• What the task asks
Restate each entry word for word, leaving nothing out.

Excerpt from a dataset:
>>>>

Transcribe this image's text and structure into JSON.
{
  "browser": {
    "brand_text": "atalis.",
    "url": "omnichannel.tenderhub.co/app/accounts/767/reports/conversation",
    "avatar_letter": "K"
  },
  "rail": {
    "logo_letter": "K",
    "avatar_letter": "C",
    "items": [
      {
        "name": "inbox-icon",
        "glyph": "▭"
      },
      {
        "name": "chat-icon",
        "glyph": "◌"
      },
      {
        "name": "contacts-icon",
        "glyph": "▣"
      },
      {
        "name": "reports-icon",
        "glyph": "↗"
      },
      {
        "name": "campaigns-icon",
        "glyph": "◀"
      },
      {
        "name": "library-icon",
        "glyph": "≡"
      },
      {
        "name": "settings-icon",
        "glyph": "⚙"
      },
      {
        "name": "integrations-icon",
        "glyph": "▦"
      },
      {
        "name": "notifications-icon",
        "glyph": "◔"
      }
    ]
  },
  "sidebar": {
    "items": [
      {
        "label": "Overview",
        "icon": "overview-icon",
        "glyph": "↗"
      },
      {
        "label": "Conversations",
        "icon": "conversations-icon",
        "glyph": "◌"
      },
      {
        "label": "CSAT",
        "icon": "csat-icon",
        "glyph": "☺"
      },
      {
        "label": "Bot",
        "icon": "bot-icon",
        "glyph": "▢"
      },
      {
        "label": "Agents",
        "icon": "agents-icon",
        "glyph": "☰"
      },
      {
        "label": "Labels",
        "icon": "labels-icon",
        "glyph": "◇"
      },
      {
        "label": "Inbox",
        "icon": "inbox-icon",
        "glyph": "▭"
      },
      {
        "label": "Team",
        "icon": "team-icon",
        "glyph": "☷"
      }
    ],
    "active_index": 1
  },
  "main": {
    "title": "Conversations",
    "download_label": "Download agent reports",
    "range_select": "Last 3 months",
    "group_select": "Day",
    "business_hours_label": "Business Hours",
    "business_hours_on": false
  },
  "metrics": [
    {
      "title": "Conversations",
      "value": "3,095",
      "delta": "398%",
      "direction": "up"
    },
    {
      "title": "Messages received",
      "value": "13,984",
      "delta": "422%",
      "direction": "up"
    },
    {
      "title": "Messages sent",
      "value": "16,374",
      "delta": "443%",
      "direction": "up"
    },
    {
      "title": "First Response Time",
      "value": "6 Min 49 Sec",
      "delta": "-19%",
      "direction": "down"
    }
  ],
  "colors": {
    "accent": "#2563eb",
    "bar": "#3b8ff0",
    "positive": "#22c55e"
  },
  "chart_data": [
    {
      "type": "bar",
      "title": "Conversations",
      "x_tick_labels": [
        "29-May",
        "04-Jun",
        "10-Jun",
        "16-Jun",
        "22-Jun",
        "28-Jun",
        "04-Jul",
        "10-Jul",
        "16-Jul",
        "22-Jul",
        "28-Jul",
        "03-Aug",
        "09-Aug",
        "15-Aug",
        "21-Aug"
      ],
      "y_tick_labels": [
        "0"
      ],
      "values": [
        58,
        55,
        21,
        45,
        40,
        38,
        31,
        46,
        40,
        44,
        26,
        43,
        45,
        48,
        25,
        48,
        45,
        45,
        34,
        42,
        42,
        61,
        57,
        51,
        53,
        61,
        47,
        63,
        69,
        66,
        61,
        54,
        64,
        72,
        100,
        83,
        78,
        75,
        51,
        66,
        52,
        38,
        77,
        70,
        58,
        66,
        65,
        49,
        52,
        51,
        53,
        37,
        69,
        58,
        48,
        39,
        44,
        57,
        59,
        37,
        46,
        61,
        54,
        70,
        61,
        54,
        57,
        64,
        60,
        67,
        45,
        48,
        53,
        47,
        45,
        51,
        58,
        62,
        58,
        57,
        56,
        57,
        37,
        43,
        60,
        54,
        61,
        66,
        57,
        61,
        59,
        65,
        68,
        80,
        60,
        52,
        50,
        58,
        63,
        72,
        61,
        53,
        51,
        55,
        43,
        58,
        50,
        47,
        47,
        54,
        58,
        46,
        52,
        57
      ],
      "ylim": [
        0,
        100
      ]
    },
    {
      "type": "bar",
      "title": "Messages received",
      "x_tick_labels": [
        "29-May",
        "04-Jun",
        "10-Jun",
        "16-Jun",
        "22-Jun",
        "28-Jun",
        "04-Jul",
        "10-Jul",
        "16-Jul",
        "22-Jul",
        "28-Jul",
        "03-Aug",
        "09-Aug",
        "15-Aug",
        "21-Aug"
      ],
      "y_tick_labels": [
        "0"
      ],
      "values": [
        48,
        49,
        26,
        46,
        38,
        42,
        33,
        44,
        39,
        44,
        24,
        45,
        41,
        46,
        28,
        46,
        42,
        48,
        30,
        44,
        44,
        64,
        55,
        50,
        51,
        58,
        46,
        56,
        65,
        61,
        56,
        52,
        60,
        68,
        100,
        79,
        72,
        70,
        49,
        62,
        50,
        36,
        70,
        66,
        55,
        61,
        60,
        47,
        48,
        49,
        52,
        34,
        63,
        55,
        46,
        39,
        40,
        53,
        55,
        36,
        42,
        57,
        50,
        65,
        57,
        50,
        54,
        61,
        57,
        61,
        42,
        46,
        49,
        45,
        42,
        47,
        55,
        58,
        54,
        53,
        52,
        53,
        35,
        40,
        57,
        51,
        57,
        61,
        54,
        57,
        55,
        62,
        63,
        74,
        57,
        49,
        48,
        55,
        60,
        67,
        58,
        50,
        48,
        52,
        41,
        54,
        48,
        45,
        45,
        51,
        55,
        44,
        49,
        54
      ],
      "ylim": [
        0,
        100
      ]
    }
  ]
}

<<<<

• Solution for this exercise
Transcribe this image's text and structure into JSON.
{
  "browser": {
    "brand_text": "atalis.",
    "url": "omnichannel.tenderhub.co/app/accounts/767/reports/conversation",
    "avatar_letter": "K"
  },
  "rail": {
    "logo_letter": "K",
    "avatar_letter": "C",
    "items": [
      {
        "name": "inbox-icon",
        "glyph": "▭"
      },
      {
        "name": "chat-icon",
        "glyph": "◌"
      },
      {
        "name": "contacts-icon",
        "glyph": "▣"
      },
      {
        "name": "reports-icon",
        "glyph": "↗"
      },
      {
        "name": "campaigns-icon",
        "glyph": "◀"
      },
      {
        "name": "library-icon",
        "glyph": "≡"
      },
      {
        "name": "settings-icon",
        "glyph": "⚙"
      },
      {
        "name": "integrations-icon",
        "glyph": "▦"
      },
      {
        "name": "notifications-icon",
        "glyph": "◔"
      }
    ]
  },
  "sidebar": {
    "items": [
      {
        "label": "Overview",
        "icon": "overview-icon",
        "glyph": "↗"
      },
      {
        "label": "Conversations",
        "icon": "conversations-icon",
        "glyph": "◌"
      },
      {
        "label": "CSAT",
        "icon": "csat-icon",
        "glyph": "☺"
      },
      {
        "label": "Bot",
        "icon": "bot-icon",
        "glyph": "▢"
      },
      {
        "label": "Agents",
        "icon": "agents-icon",
        "glyph": "☰"
      },
      {
        "label": "Labels",
        "icon": "labels-icon",
        "glyph": "◇"
      },
      {
        "label": "Inbox",
        "icon": "inbox-icon",
        "glyph": "▭"
      },
      {
        "label": "Team",
        "icon": "team-icon",
        "glyph": "☷"
      }
    ],
    "active_index": 1
  },
  "main": {
    "title": "Conversations",
    "download_label": "Download agent reports",
    "range_select": "Last 3 months",
    "group_select": "Day",
    "business_hours_label": "Business Hours",
    "business_hours_on": false
  },
  "metrics": [
    {
      "title": "Conversations",
      "value": "3,095",
      "delta": "398%",
      "direction": "up"
    },
    {
      "title": "Messages received",
      "value": "13,984",
      "delta": "422%",
      "direction": "up"
    },
    {
      "title": "Messages sent",
      "value": "16,374",
      "delta": "443%",
      "direction": "up"
    },
    {
      "title": "First Response Time",
      "value": "6 Min 49 Sec",
      "delta": "-19%",
      "direction": "down"
    }
  ],
  "colors": {
    "accent": "#2563eb",
    "bar": "#3b8ff0",
    "positive": "#22c55e"
  },
  "chart_data": [
    {
      "type": "bar",
      "title": "Conversations",
      "x_tick_labels": [
        "29-May",
        "04-Jun",
        "10-Jun",
        "16-Jun",
        "22-Jun",
        "28-Jun",
        "04-Jul",
        "10-Jul",
        "16-Jul",
        "22-Jul",
        "28-Jul",
        "03-Aug",
        "09-Aug",
        "15-Aug",
        "21-Aug"
      ],
      "y_tick_labels": [
        "0"
      ],
      "values": [
        58,
        55,
        21,
        45,
        40,
        38,
        31,
        46,
        40,
        44,
        26,
        43,
        45,
        48,
        25,
        48,
        45,
        45,
        34,
        42,
        42,
        61,
        57,
        51,
        53,
        61,
        47,
        63,
        69,
        66,
        61,
        54,
        64,
        72,
        100,
        83,
        78,
        75,
        51,
        66,
        52,
        38,
        77,
        70,
        58,
        66,
        65,
        49,
        52,
        51,
        53,
        37,
        69,
        58,
        48,
        39,
        44,
        57,
        59,
        37,
        46,
        61,
        54,
        70,
        61,
        54,
        57,
        64,
        60,
        67,
        45,
        48,
        53,
        47,
        45,
        51,
        58,
        62,
        58,
        57,
        56,
        57,
        37,
        43,
        60,
        54,
        61,
        66,
        57,
        61,
        59,
        65,
        68,
        80,
        60,
        52,
        50,
        58,
        63,
        72,
        61,
        53,
        51,
        55,
        43,
        58,
        50,
        47,
        47,
        54,
        58,
        46,
        52,
        57
      ],
      "ylim": [
        0,
        100
      ]
    },
    {
      "type": "bar",
      "title": "Messages received",
      "x_tick_labels": [
        "29-May",
        "04-Jun",
        "10-Jun",
        "16-Jun",
        "22-Jun",
        "28-Jun",
        "04-Jul",
        "10-Jul",
        "16-Jul",
        "22-Jul",
        "28-Jul",
        "03-Aug",
        "09-Aug",
        "15-Aug",
        "21-Aug"
      ],
      "y_tick_labels": [
        "0"
      ],
      "values": [
        48,
        49,
        26,
        46,
        38,
        42,
        33,
        44,
        39,
        44,
        24,
        45,
        41,
        46,
        28,
        46,
        42,
        48,
        30,
        44,
        44,
        64,
        55,
        50,
        51,
        58,
        46,
        56,
        65,
        61,
        56,
        52,
        60,
        68,
        100,
        79,
        72,
        70,
        49,
        62,
        50,
        36,
        70,
        66,
        55,
        61,
        60,
        47,
        48,
        49,
        52,
        34,
        63,
        55,
        46,
        39,
        40,
        53,
        55,
        36,
        42,
        57,
        50,
        65,
        57,
        50,
        54,
        61,
        57,
        61,
        42,
        46,
        49,
        45,
        42,
        47,
        55,
        58,
        54,
        53,
        52,
        53,
        35,
        40,
        57,
        51,
        57,
        61,
        54,
        57,
        55,
        62,
        63,
        74,
        57,
        49,
        48,
        55,
        60,
        67,
        58,
        50,
        48,
        52,
        41,
        54,
        48,
        45,
        45,
        51,
        55,
        44,
        49,
        54
      ],
      "ylim": [
        0,
        100
      ]
    }
  ]
}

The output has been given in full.